*PROBLEM TO SOLVE*
Copy out the records precisely, omitting pictures.

Items listed in a dataset
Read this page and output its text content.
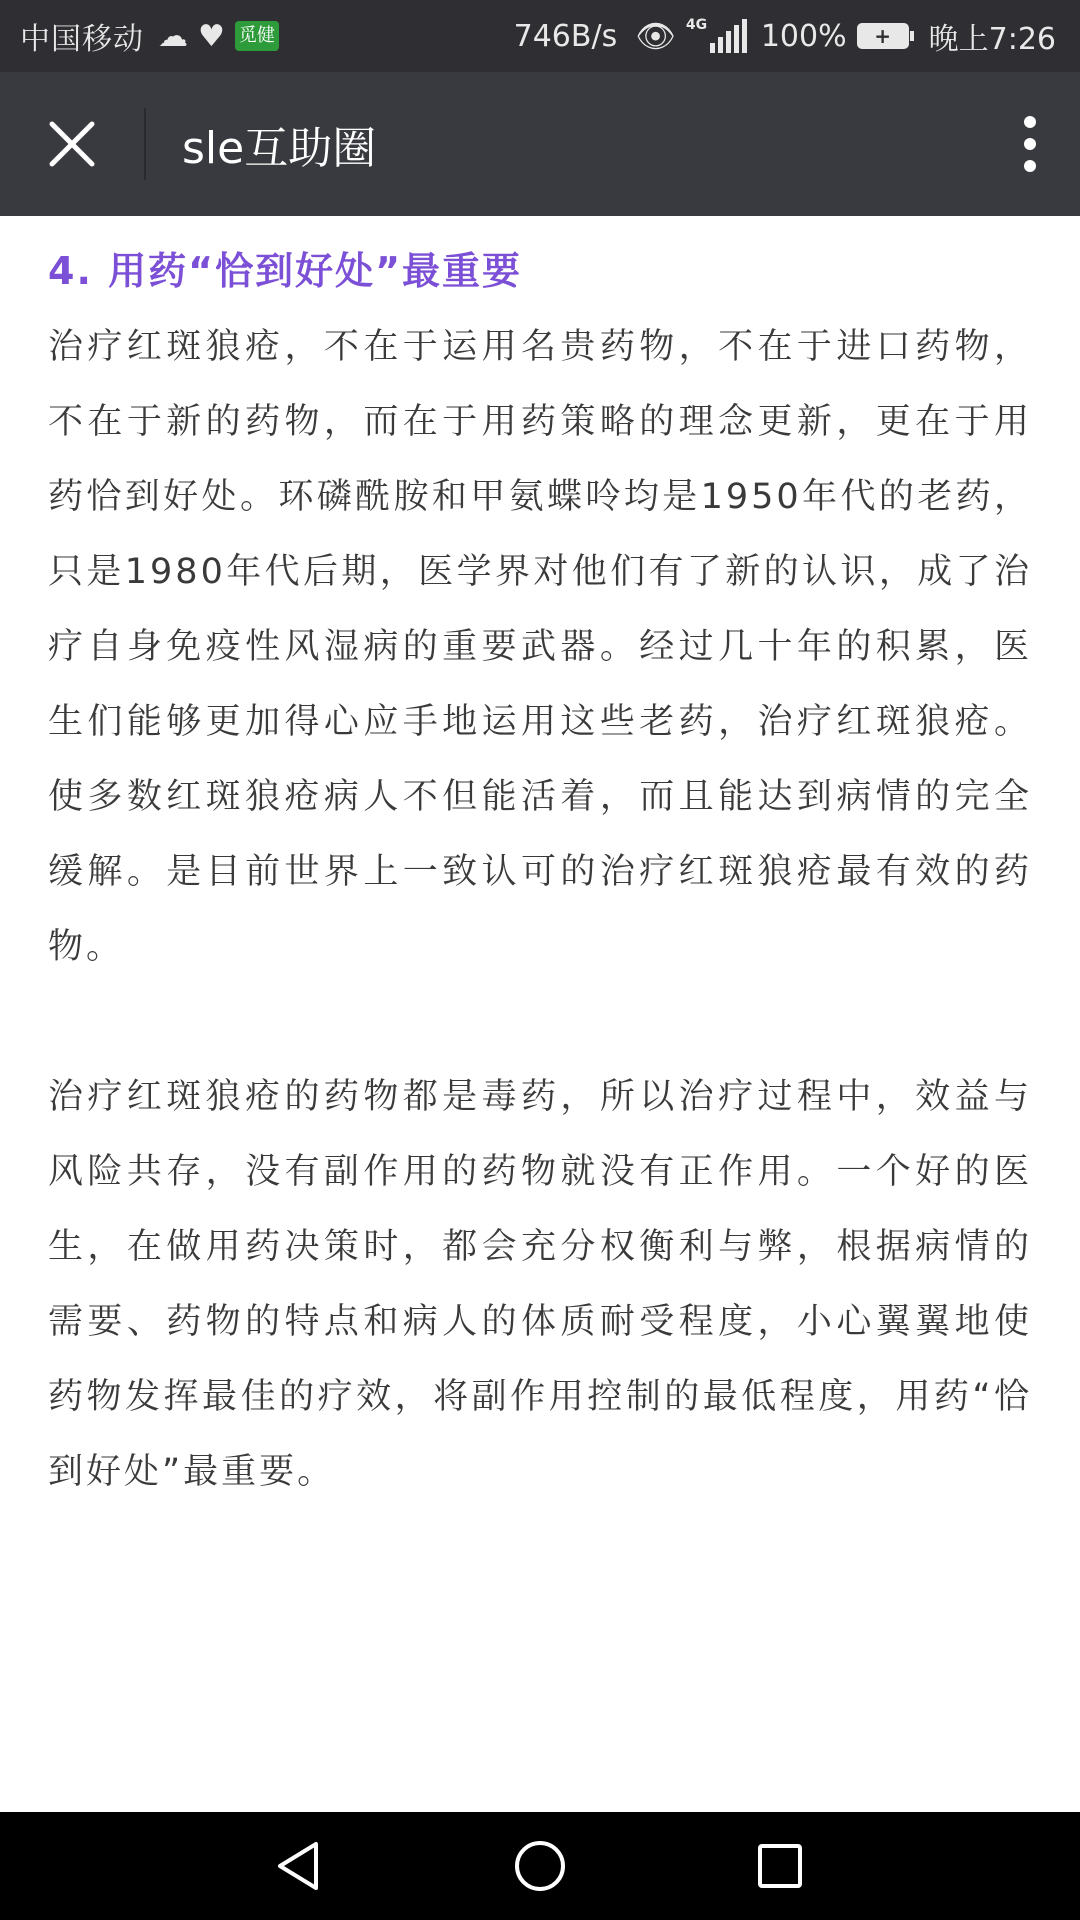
中国移动 ☁ ♥ 觅健	746B/s 👁 4G 100%	+	晚上7:26
sle互助圈
4. 用药“恰到好处”最重要

治疗红斑狼疮，不在于运用名贵药物，不在于进口药物，不在于新的药物，而在于用药策略的理念更新，更在于用药恰到好处。环磷酰胺和甲氨蝶呤均是1950年代的老药，只是1980年代后期，医学界对他们有了新的认识，成了治疗自身免疫性风湿病的重要武器。经过几十年的积累，医生们能够更加得心应手地运用这些老药，治疗红斑狼疮。使多数红斑狼疮病人不但能活着，而且能达到病情的完全缓解。是目前世界上一致认可的治疗红斑狼疮最有效的药物。

治疗红斑狼疮的药物都是毒药，所以治疗过程中，效益与风险共存，没有副作用的药物就没有正作用。一个好的医生，在做用药决策时，都会充分权衡利与弊，根据病情的需要、药物的特点和病人的体质耐受程度，小心翼翼地使药物发挥最佳的疗效，将副作用控制的最低程度，用药“恰到好处”最重要。
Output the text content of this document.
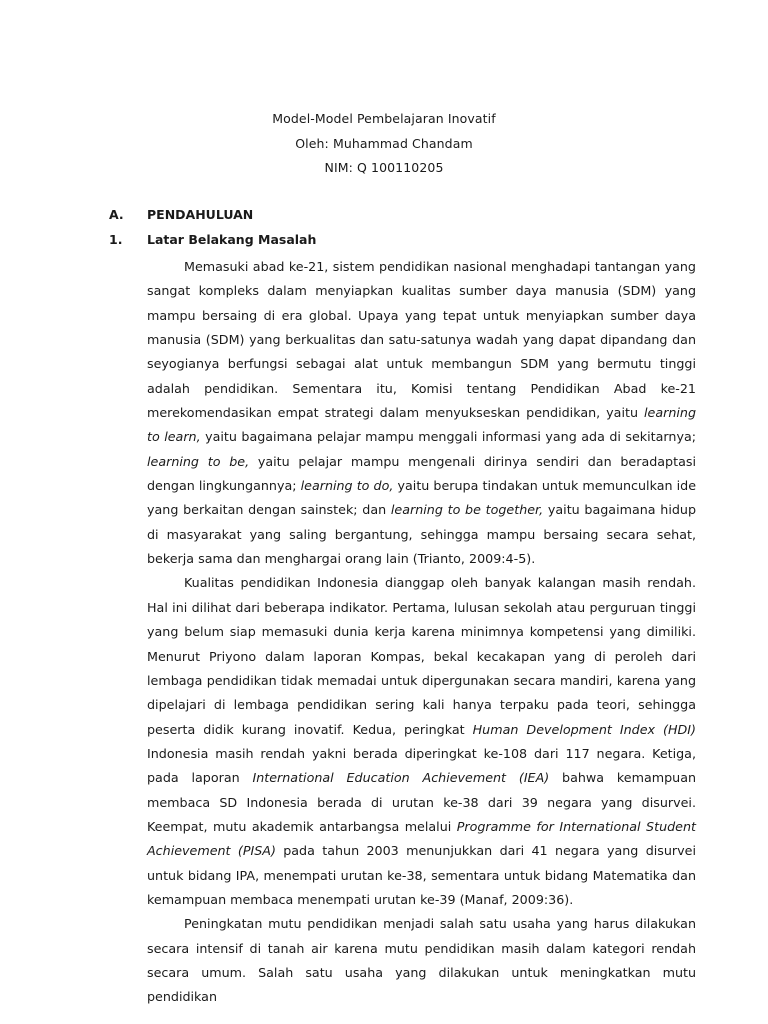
Model-Model Pembelajaran Inovatif
Oleh: Muhammad Chandam
NIM: Q 100110205
A. PENDAHULUAN
1. Latar Belakang Masalah

Memasuki abad ke-21, sistem pendidikan nasional menghadapi tantangan yang sangat kompleks dalam menyiapkan kualitas sumber daya manusia (SDM) yang mampu bersaing di era global. Upaya yang tepat untuk menyiapkan sumber daya manusia (SDM) yang berkualitas dan satu-satunya wadah yang dapat dipandang dan seyogianya berfungsi sebagai alat untuk membangun SDM yang bermutu tinggi adalah pendidikan. Sementara itu, Komisi tentang Pendidikan Abad ke-21 merekomendasikan empat strategi dalam menyukseskan pendidikan, yaitu learning to learn, yaitu bagaimana pelajar mampu menggali informasi yang ada di sekitarnya; learning to be, yaitu pelajar mampu mengenali dirinya sendiri dan beradaptasi dengan lingkungannya; learning to do, yaitu berupa tindakan untuk memunculkan ide yang berkaitan dengan sainstek; dan learning to be together, yaitu bagaimana hidup di masyarakat yang saling bergantung, sehingga mampu bersaing secara sehat, bekerja sama dan menghargai orang lain (Trianto, 2009:4-5).

Kualitas pendidikan Indonesia dianggap oleh banyak kalangan masih rendah. Hal ini dilihat dari beberapa indikator. Pertama, lulusan sekolah atau perguruan tinggi yang belum siap memasuki dunia kerja karena minimnya kompetensi yang dimiliki. Menurut Priyono dalam laporan Kompas, bekal kecakapan yang di peroleh dari lembaga pendidikan tidak memadai untuk dipergunakan secara mandiri, karena yang dipelajari di lembaga pendidikan sering kali hanya terpaku pada teori, sehingga peserta didik kurang inovatif. Kedua, peringkat Human Development Index (HDI) Indonesia masih rendah yakni berada diperingkat ke-108 dari 117 negara. Ketiga, pada laporan International Education Achievement (IEA) bahwa kemampuan membaca SD Indonesia berada di urutan ke-38 dari 39 negara yang disurvei. Keempat, mutu akademik antarbangsa melalui Programme for International Student Achievement (PISA) pada tahun 2003 menunjukkan dari 41 negara yang disurvei untuk bidang IPA, menempati urutan ke-38, sementara untuk bidang Matematika dan kemampuan membaca menempati urutan ke-39 (Manaf, 2009:36).

Peningkatan mutu pendidikan menjadi salah satu usaha yang harus dilakukan secara intensif di tanah air karena mutu pendidikan masih dalam kategori rendah secara umum. Salah satu usaha yang dilakukan untuk meningkatkan mutu pendidikan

*ANSWER TO THIS TASK*
Read this page and output its text content.
中国移动 ☁ ♥ 觅健	746B/s 👁 4G 100%	+	晚上7:26
sle互助圈
4. 用药“恰到好处”最重要

治疗红斑狼疮，不在于运用名贵药物，不在于进口药物，不在于新的药物，而在于用药策略的理念更新，更在于用药恰到好处。环磷酰胺和甲氨蝶呤均是1950年代的老药，只是1980年代后期，医学界对他们有了新的认识，成了治疗自身免疫性风湿病的重要武器。经过几十年的积累，医生们能够更加得心应手地运用这些老药，治疗红斑狼疮。使多数红斑狼疮病人不但能活着，而且能达到病情的完全缓解。是目前世界上一致认可的治疗红斑狼疮最有效的药物。

治疗红斑狼疮的药物都是毒药，所以治疗过程中，效益与风险共存，没有副作用的药物就没有正作用。一个好的医生，在做用药决策时，都会充分权衡利与弊，根据病情的需要、药物的特点和病人的体质耐受程度，小心翼翼地使药物发挥最佳的疗效，将副作用控制的最低程度，用药“恰到好处”最重要。
Output the text content of this document.
Model-Model Pembelajaran Inovatif
Oleh: Muhammad Chandam
NIM: Q 100110205
A. PENDAHULUAN
1. Latar Belakang Masalah

Memasuki abad ke-21, sistem pendidikan nasional menghadapi tantangan yang sangat kompleks dalam menyiapkan kualitas sumber daya manusia (SDM) yang mampu bersaing di era global. Upaya yang tepat untuk menyiapkan sumber daya manusia (SDM) yang berkualitas dan satu-satunya wadah yang dapat dipandang dan seyogianya berfungsi sebagai alat untuk membangun SDM yang bermutu tinggi adalah pendidikan. Sementara itu, Komisi tentang Pendidikan Abad ke-21 merekomendasikan empat strategi dalam menyukseskan pendidikan, yaitu learning to learn, yaitu bagaimana pelajar mampu menggali informasi yang ada di sekitarnya; learning to be, yaitu pelajar mampu mengenali dirinya sendiri dan beradaptasi dengan lingkungannya; learning to do, yaitu berupa tindakan untuk memunculkan ide yang berkaitan dengan sainstek; dan learning to be together, yaitu bagaimana hidup di masyarakat yang saling bergantung, sehingga mampu bersaing secara sehat, bekerja sama dan menghargai orang lain (Trianto, 2009:4-5).

Kualitas pendidikan Indonesia dianggap oleh banyak kalangan masih rendah. Hal ini dilihat dari beberapa indikator. Pertama, lulusan sekolah atau perguruan tinggi yang belum siap memasuki dunia kerja karena minimnya kompetensi yang dimiliki. Menurut Priyono dalam laporan Kompas, bekal kecakapan yang di peroleh dari lembaga pendidikan tidak memadai untuk dipergunakan secara mandiri, karena yang dipelajari di lembaga pendidikan sering kali hanya terpaku pada teori, sehingga peserta didik kurang inovatif. Kedua, peringkat Human Development Index (HDI) Indonesia masih rendah yakni berada diperingkat ke-108 dari 117 negara. Ketiga, pada laporan International Education Achievement (IEA) bahwa kemampuan membaca SD Indonesia berada di urutan ke-38 dari 39 negara yang disurvei. Keempat, mutu akademik antarbangsa melalui Programme for International Student Achievement (PISA) pada tahun 2003 menunjukkan dari 41 negara yang disurvei untuk bidang IPA, menempati urutan ke-38, sementara untuk bidang Matematika dan kemampuan membaca menempati urutan ke-39 (Manaf, 2009:36).

Peningkatan mutu pendidikan menjadi salah satu usaha yang harus dilakukan secara intensif di tanah air karena mutu pendidikan masih dalam kategori rendah secara umum. Salah satu usaha yang dilakukan untuk meningkatkan mutu pendidikan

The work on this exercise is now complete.